** Exercise details **
According to the 1918 influenza timeline below, how many students were absent on September 24, 1918?

** Page extract **
......
Su | 21 | 28 | 4 | 11 | 18 | 25 | 1 | 8 | 15 | 22 | 29 | 6 | 13 | 20 | 27 | 3 | 10 | 17 | 24 | 1 | 8 | 15 | 22 | 29 | 5 | 12 | 19 | 26 | 2 | 9 | 16 | 23 | 2 | 9 | 15 | 23 | 30 | 6 | 13 |
September 11, 1918
The Naval Radio School at Harvard University is quarantined, and classes are suspended.
September 15, 1918
Eighteen cases of influenza are reported at the Cambridge Aviation School.
September 17, 1918
Eighty-one cases of influenza are reported at the Cambridge Aviation School.
September 19, 1918
The Naval Radio School quarantine is raised from 6 p.m. to 10 p.m. this evening. There are approximately twenty-five cases at Cambridge Hospital, and many nurses are ill with influenza. Hundreds of cases are reported throughout the city.
September 24, 1918
3,400 students are absent, and schools are ordered closed.
September 25, 1918
Nurses, organized by the Board of Health, begin making emergency calls to those in need.
September 27, 1918
The Board of Health declares a public emergency, and asks physicians to report all cases, patient names, and addresses.
September 28, 1918
It is decided that schools will be closed for at least another week.
......
** Listed records **

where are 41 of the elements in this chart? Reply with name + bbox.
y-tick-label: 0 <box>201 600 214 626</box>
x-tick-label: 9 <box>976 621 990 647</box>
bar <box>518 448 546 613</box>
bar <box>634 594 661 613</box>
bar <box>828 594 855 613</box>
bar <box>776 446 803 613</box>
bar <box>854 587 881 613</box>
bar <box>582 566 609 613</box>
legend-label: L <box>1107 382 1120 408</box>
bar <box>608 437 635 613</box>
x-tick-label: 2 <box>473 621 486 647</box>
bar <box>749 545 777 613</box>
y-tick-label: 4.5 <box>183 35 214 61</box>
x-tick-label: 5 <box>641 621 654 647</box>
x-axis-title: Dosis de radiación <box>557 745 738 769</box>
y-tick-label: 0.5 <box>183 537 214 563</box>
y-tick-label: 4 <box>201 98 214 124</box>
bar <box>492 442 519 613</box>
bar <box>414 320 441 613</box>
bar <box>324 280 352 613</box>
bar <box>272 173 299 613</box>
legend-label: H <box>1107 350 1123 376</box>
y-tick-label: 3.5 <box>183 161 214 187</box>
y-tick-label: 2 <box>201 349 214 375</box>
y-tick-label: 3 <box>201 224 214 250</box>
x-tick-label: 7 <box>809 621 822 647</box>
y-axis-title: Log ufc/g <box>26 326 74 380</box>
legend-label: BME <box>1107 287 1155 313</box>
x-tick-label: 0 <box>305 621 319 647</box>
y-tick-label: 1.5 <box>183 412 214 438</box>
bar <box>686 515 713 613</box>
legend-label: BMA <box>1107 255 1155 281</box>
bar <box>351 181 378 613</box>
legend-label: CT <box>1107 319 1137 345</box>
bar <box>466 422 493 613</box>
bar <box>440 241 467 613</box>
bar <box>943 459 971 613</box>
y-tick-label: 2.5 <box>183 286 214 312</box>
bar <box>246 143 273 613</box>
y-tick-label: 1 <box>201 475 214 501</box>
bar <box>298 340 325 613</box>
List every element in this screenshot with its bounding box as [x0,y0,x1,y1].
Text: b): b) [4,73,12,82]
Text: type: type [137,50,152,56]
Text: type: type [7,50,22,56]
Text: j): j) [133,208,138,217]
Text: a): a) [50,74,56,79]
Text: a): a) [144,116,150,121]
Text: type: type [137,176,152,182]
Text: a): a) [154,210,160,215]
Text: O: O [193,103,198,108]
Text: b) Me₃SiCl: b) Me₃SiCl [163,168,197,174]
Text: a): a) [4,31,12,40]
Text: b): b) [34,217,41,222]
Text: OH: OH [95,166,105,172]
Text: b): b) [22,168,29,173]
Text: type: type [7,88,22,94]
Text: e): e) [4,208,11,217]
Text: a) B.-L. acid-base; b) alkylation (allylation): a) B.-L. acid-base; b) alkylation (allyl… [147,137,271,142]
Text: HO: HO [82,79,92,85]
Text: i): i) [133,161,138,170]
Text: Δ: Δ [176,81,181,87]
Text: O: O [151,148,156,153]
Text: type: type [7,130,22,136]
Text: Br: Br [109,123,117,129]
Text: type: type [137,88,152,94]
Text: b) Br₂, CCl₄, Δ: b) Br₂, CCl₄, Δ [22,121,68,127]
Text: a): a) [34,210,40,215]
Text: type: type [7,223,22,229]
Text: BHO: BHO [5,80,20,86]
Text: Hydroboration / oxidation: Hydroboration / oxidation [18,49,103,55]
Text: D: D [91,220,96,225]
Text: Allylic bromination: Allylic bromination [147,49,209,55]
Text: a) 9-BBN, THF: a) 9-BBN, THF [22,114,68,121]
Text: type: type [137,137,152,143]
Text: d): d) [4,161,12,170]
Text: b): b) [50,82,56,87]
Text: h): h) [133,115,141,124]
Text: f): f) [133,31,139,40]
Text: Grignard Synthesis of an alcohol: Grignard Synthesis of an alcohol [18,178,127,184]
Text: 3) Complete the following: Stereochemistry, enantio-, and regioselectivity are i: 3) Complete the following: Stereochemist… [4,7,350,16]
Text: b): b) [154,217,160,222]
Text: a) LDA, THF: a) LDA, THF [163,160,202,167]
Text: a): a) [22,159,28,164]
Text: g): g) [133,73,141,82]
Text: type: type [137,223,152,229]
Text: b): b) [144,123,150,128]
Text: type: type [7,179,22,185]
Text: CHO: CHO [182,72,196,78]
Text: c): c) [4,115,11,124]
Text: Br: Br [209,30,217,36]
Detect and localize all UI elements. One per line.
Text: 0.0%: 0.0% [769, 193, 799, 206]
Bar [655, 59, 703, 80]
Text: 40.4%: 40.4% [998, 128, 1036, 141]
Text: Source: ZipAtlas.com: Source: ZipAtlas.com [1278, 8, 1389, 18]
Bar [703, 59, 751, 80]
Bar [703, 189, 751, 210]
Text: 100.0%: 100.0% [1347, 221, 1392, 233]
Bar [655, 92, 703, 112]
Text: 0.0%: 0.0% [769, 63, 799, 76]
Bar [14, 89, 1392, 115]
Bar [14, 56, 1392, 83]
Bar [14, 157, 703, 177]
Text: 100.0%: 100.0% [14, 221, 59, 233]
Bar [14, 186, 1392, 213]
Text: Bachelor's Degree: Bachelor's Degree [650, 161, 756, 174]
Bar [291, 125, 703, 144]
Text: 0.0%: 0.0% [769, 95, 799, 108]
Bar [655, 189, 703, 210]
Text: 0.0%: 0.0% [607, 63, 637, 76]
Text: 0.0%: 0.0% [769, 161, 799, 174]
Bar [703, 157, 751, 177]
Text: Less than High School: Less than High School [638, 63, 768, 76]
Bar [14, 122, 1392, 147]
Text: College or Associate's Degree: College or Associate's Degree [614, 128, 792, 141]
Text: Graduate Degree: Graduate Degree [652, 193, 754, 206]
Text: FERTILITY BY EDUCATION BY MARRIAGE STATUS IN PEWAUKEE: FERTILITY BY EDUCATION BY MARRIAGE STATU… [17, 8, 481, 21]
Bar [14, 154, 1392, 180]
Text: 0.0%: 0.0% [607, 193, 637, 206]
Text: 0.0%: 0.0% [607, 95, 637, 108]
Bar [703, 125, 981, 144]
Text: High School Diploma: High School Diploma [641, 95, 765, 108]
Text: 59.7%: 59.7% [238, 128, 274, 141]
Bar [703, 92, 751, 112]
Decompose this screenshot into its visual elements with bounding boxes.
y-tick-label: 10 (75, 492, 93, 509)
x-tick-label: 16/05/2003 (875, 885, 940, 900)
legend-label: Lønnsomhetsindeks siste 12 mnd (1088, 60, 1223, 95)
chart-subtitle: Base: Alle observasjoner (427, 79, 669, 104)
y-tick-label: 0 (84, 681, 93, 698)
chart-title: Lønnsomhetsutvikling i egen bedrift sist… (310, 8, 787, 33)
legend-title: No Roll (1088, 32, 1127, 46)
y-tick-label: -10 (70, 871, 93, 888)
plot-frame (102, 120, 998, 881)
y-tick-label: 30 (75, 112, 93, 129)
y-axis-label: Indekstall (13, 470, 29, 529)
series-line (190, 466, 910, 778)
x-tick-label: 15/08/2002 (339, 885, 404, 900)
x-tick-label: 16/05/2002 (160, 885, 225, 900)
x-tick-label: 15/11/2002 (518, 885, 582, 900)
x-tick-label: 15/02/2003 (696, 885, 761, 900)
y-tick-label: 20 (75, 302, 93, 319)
......
** Output for this exercise **
3,400 students were absent.